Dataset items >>
=-=-=-=-=

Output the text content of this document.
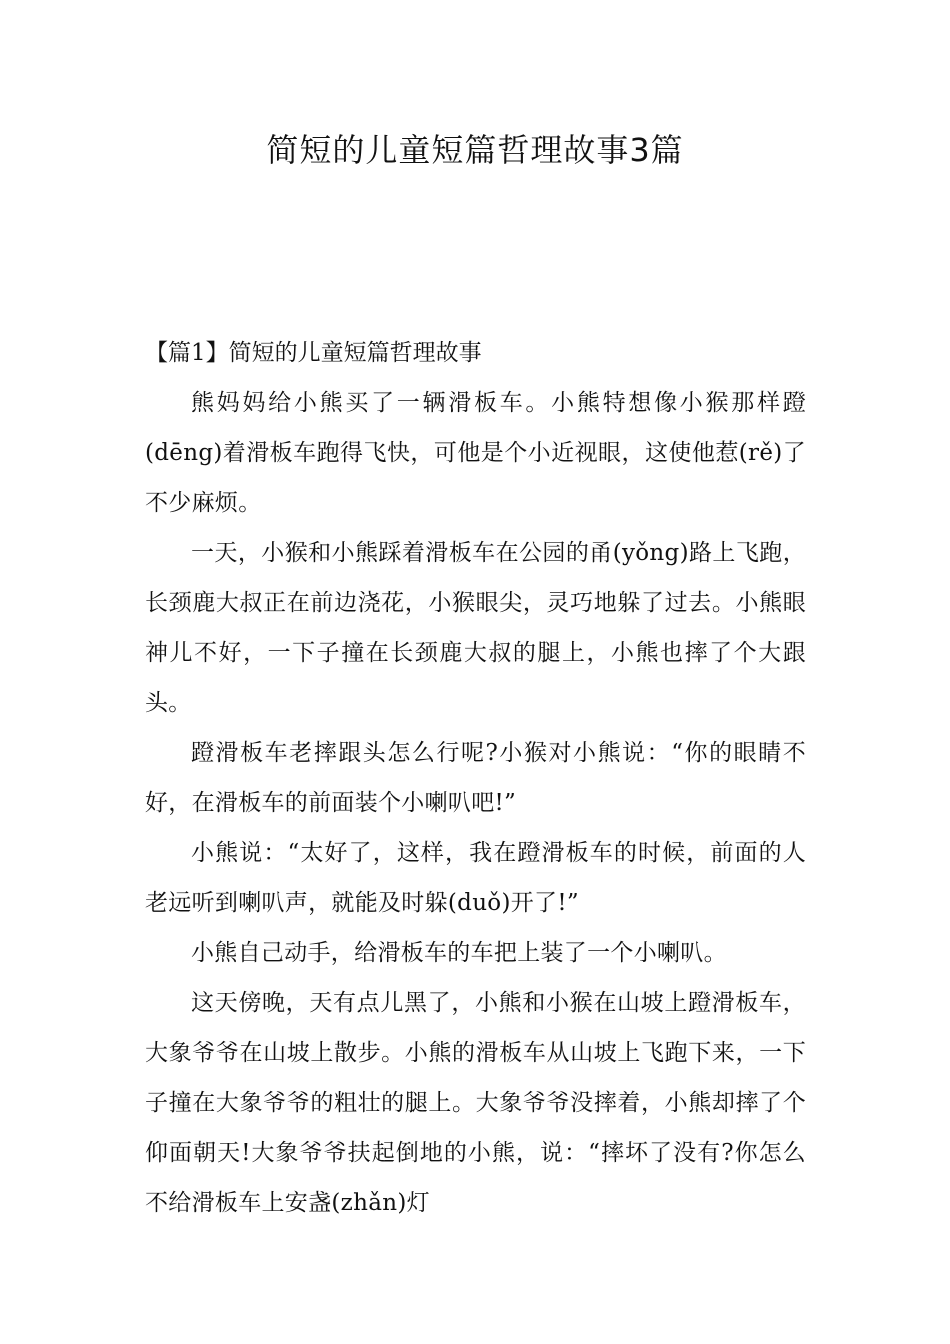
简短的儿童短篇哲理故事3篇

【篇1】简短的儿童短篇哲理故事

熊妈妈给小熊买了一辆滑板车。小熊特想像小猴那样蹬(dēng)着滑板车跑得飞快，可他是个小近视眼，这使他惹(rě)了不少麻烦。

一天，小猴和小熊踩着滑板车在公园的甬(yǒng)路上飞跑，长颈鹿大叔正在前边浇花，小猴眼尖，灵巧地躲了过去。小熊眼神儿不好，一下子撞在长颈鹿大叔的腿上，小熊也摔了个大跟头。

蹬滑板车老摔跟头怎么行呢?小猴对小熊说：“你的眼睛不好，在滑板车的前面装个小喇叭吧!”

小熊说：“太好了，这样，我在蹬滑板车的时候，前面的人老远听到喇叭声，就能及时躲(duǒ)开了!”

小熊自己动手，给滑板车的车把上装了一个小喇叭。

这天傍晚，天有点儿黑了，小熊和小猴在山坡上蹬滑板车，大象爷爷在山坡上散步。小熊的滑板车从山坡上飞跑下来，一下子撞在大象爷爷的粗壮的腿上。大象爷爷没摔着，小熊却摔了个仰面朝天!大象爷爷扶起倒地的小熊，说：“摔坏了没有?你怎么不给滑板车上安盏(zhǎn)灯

=-=-=-=-=

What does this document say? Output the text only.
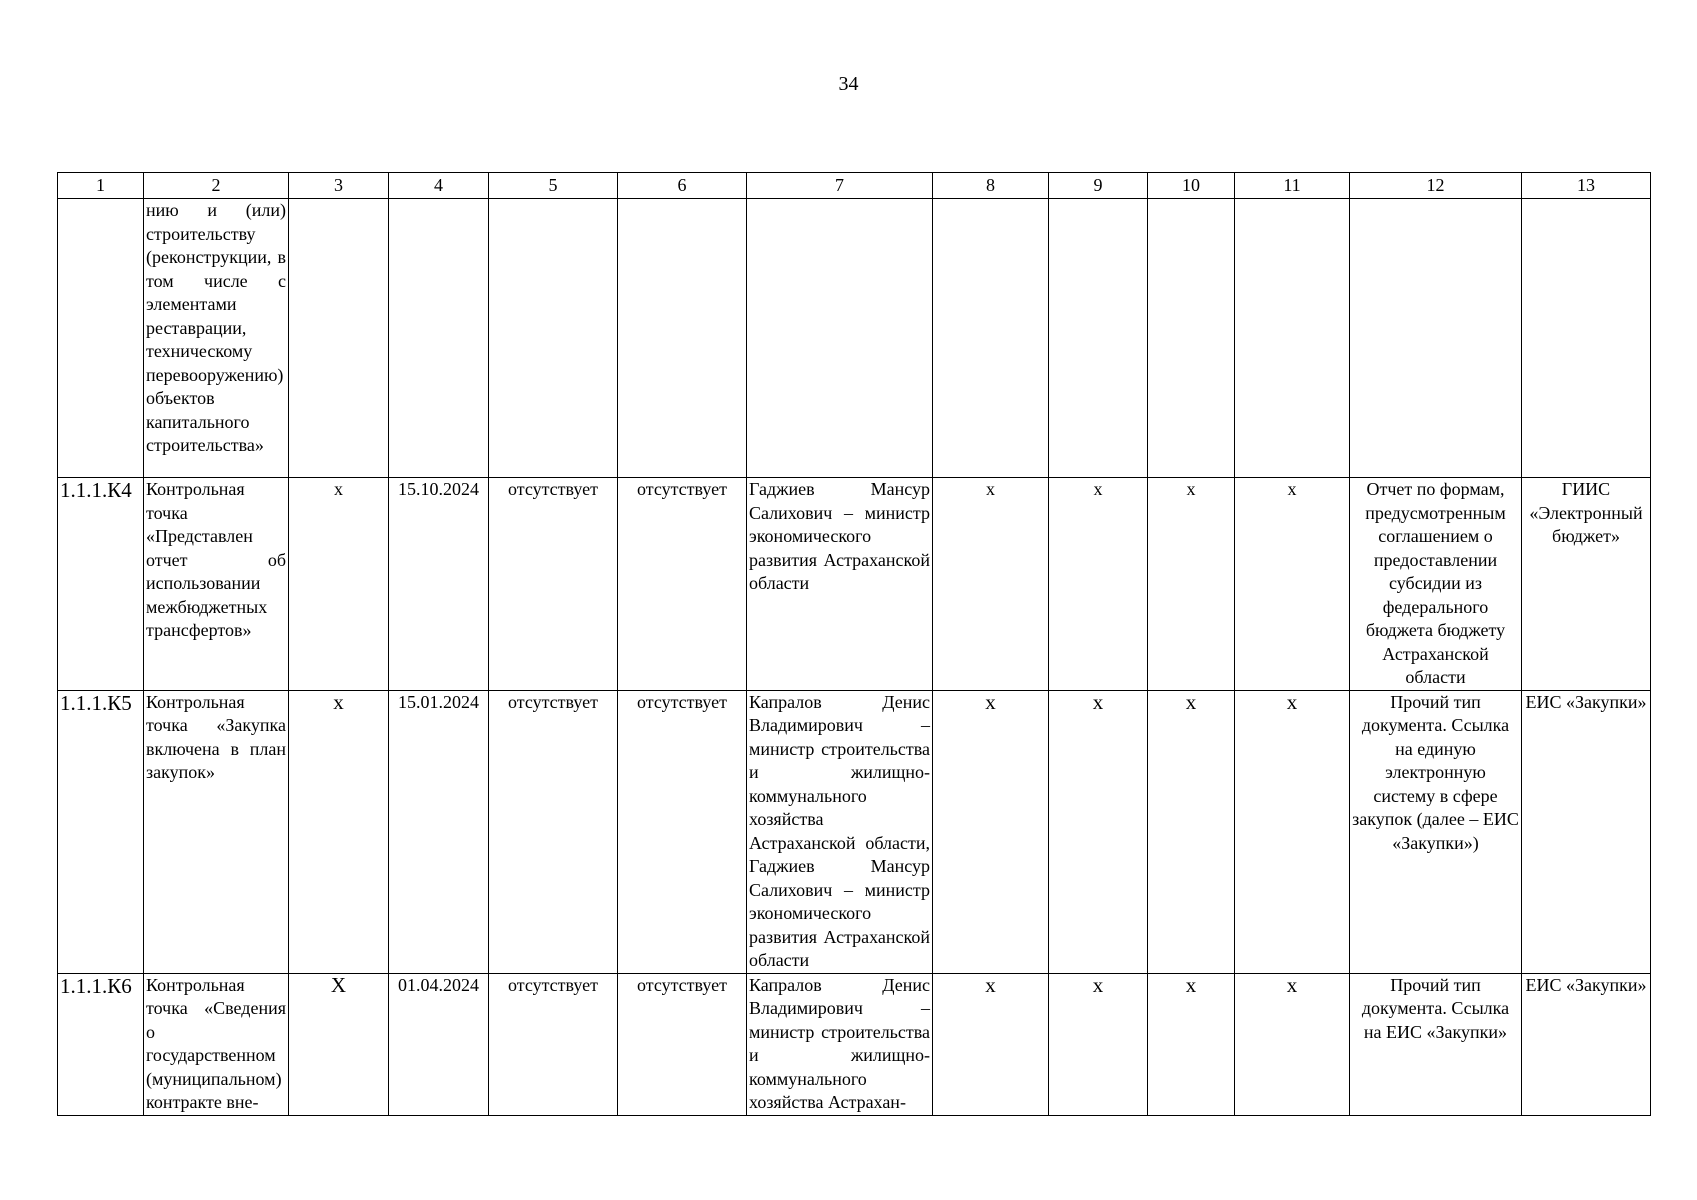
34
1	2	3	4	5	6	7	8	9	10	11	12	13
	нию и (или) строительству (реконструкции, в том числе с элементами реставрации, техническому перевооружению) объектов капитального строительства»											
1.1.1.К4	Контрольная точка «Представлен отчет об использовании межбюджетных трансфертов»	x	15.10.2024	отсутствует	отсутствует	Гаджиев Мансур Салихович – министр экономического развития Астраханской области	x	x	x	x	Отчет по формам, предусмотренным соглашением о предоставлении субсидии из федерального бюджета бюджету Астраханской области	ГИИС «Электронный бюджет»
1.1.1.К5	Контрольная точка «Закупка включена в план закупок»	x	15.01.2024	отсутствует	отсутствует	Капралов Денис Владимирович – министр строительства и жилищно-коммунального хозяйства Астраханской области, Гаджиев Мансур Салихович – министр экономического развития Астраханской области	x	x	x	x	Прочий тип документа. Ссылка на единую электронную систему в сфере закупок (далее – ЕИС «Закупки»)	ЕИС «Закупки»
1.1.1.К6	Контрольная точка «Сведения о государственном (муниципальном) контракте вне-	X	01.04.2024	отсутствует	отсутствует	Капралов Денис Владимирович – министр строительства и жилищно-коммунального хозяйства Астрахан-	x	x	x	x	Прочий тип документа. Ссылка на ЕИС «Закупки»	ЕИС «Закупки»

=-=-=-=-=

Objective >>
Count how many lines include the string "text". Nothing but the number is needed.

Correct output >>
2